*** Data provided Section Begins ***

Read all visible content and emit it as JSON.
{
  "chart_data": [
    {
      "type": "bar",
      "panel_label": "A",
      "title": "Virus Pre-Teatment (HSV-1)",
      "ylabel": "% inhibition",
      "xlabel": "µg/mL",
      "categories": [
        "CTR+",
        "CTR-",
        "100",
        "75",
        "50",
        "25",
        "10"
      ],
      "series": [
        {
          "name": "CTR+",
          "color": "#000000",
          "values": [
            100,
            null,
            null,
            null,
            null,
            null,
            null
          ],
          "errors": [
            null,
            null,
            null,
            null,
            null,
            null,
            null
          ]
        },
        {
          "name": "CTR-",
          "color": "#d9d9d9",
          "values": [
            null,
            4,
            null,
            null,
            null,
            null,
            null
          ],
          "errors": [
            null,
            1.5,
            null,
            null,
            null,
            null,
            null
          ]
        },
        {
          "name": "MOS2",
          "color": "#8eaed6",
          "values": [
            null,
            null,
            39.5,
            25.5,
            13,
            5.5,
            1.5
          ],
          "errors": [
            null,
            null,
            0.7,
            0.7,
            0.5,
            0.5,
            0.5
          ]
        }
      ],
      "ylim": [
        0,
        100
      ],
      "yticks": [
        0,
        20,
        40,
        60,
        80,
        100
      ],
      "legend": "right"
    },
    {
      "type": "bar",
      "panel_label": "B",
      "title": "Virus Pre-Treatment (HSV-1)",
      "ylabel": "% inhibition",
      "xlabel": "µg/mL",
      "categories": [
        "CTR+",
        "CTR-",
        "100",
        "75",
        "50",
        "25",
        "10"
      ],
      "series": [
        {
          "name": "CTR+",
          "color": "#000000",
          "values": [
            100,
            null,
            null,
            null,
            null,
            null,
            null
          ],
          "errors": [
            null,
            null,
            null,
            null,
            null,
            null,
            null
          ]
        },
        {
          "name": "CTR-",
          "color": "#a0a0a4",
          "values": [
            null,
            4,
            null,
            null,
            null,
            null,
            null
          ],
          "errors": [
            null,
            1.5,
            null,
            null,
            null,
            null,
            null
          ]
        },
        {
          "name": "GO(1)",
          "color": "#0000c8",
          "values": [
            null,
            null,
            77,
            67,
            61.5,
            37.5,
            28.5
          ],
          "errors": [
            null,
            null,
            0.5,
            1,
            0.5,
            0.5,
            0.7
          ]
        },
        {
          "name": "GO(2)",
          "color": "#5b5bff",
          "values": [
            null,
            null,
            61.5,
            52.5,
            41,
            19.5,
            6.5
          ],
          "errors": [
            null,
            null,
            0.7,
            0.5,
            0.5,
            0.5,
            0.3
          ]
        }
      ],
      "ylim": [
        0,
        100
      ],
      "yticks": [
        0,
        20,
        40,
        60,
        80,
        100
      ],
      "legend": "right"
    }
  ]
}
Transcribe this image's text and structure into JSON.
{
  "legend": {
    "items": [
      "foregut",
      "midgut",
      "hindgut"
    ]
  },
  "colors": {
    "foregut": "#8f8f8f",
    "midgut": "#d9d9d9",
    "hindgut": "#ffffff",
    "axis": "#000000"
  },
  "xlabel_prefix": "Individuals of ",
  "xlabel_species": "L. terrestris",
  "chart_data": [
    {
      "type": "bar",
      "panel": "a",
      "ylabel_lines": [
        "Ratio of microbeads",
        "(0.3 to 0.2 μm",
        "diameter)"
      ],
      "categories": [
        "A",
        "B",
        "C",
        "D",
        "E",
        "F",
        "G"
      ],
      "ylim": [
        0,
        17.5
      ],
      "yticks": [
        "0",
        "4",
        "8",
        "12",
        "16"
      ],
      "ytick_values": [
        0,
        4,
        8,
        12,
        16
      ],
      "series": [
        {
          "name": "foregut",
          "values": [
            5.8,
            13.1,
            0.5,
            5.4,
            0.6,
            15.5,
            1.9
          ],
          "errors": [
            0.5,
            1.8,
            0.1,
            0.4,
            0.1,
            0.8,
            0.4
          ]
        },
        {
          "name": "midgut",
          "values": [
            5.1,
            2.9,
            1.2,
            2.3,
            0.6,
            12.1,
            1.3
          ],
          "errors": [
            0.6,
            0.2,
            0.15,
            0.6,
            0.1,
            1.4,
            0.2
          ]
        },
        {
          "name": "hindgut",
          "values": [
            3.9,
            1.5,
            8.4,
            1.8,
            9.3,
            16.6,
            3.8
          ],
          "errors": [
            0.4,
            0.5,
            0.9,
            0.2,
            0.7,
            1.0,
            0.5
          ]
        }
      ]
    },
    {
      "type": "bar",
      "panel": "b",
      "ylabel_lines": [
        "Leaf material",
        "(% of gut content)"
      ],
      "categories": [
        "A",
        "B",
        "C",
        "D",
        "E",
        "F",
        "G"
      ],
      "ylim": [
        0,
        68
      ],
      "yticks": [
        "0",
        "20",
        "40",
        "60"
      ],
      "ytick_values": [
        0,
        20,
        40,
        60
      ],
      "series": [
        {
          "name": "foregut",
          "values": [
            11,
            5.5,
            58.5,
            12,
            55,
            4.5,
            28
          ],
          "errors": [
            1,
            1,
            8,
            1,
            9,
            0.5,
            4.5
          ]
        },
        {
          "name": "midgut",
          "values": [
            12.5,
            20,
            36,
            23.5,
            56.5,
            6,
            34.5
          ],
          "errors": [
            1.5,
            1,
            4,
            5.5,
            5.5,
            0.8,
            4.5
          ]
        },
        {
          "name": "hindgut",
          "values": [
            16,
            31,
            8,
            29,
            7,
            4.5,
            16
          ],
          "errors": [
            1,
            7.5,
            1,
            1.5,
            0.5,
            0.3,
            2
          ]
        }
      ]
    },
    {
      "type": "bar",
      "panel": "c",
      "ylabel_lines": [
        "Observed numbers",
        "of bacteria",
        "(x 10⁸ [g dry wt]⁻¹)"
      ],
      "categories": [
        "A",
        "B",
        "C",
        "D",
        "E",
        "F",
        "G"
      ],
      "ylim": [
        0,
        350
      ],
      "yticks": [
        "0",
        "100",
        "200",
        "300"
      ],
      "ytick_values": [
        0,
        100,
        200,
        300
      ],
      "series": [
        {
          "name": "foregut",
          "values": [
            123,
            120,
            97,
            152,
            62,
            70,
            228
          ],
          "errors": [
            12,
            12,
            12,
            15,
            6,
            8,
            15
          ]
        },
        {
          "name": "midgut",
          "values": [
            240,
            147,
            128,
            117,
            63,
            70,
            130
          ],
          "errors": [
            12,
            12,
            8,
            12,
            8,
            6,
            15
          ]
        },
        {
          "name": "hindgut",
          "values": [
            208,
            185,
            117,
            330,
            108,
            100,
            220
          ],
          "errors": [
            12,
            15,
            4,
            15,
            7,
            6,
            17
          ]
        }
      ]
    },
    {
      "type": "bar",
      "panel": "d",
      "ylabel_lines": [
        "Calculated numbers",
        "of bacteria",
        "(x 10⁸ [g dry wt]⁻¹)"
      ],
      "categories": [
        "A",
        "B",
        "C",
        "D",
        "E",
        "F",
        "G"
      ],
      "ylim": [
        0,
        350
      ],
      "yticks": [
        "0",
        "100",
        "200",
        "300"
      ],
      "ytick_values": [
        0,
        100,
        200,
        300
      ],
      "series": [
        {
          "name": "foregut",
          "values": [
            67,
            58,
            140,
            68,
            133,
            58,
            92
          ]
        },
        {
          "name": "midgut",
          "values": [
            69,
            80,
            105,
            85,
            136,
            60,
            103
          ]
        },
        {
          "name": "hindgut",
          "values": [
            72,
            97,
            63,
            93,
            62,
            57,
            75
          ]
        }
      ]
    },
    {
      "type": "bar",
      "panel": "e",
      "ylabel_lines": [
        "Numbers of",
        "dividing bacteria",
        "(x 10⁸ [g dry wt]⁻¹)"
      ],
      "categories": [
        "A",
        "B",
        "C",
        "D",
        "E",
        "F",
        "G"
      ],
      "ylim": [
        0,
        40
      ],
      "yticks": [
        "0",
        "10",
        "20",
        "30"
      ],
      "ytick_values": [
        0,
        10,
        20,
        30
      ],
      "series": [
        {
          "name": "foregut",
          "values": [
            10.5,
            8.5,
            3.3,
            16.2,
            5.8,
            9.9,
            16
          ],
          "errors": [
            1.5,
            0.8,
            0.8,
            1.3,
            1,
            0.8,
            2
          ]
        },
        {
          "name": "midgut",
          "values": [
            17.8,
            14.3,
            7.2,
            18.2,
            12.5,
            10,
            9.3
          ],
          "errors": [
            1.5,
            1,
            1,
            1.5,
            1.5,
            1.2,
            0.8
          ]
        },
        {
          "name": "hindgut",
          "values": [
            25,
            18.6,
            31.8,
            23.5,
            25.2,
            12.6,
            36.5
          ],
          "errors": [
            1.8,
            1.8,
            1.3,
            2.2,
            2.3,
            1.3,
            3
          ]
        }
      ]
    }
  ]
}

*** Data provided Section Ends ***

● Task instructions: List the lines of the material in which the word "title" occurs.

● Task output:
      "title": "Virus Pre-Teatment (HSV-1)",
      "title": "Virus Pre-Treatment (HSV-1)",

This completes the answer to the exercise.